___ PROVIDED RECORDS ___

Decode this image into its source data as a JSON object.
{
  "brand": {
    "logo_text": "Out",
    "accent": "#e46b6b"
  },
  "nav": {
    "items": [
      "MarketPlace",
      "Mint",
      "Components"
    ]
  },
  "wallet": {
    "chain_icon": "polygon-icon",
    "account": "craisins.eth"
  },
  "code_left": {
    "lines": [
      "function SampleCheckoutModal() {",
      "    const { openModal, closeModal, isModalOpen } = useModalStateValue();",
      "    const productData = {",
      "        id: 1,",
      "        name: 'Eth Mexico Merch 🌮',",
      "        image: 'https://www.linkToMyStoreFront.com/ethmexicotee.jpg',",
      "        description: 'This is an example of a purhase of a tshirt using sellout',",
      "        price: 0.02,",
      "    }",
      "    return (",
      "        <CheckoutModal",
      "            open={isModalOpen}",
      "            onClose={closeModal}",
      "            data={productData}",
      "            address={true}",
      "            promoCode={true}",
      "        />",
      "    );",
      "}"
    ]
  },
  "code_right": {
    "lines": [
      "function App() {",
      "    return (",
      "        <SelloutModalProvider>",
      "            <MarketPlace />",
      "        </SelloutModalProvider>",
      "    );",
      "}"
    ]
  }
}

___

* _PROBLEM DETAILS_:
Repeat the data above, word for word.

* _THE RESULT_:
Decode this image into its source data as a JSON object.
{
  "brand": {
    "logo_text": "Out",
    "accent": "#e46b6b"
  },
  "nav": {
    "items": [
      "MarketPlace",
      "Mint",
      "Components"
    ]
  },
  "wallet": {
    "chain_icon": "polygon-icon",
    "account": "craisins.eth"
  },
  "code_left": {
    "lines": [
      "function SampleCheckoutModal() {",
      "    const { openModal, closeModal, isModalOpen } = useModalStateValue();",
      "    const productData = {",
      "        id: 1,",
      "        name: 'Eth Mexico Merch 🌮',",
      "        image: 'https://www.linkToMyStoreFront.com/ethmexicotee.jpg',",
      "        description: 'This is an example of a purhase of a tshirt using sellout',",
      "        price: 0.02,",
      "    }",
      "    return (",
      "        <CheckoutModal",
      "            open={isModalOpen}",
      "            onClose={closeModal}",
      "            data={productData}",
      "            address={true}",
      "            promoCode={true}",
      "        />",
      "    );",
      "}"
    ]
  },
  "code_right": {
    "lines": [
      "function App() {",
      "    return (",
      "        <SelloutModalProvider>",
      "            <MarketPlace />",
      "        </SelloutModalProvider>",
      "    );",
      "}"
    ]
  }
}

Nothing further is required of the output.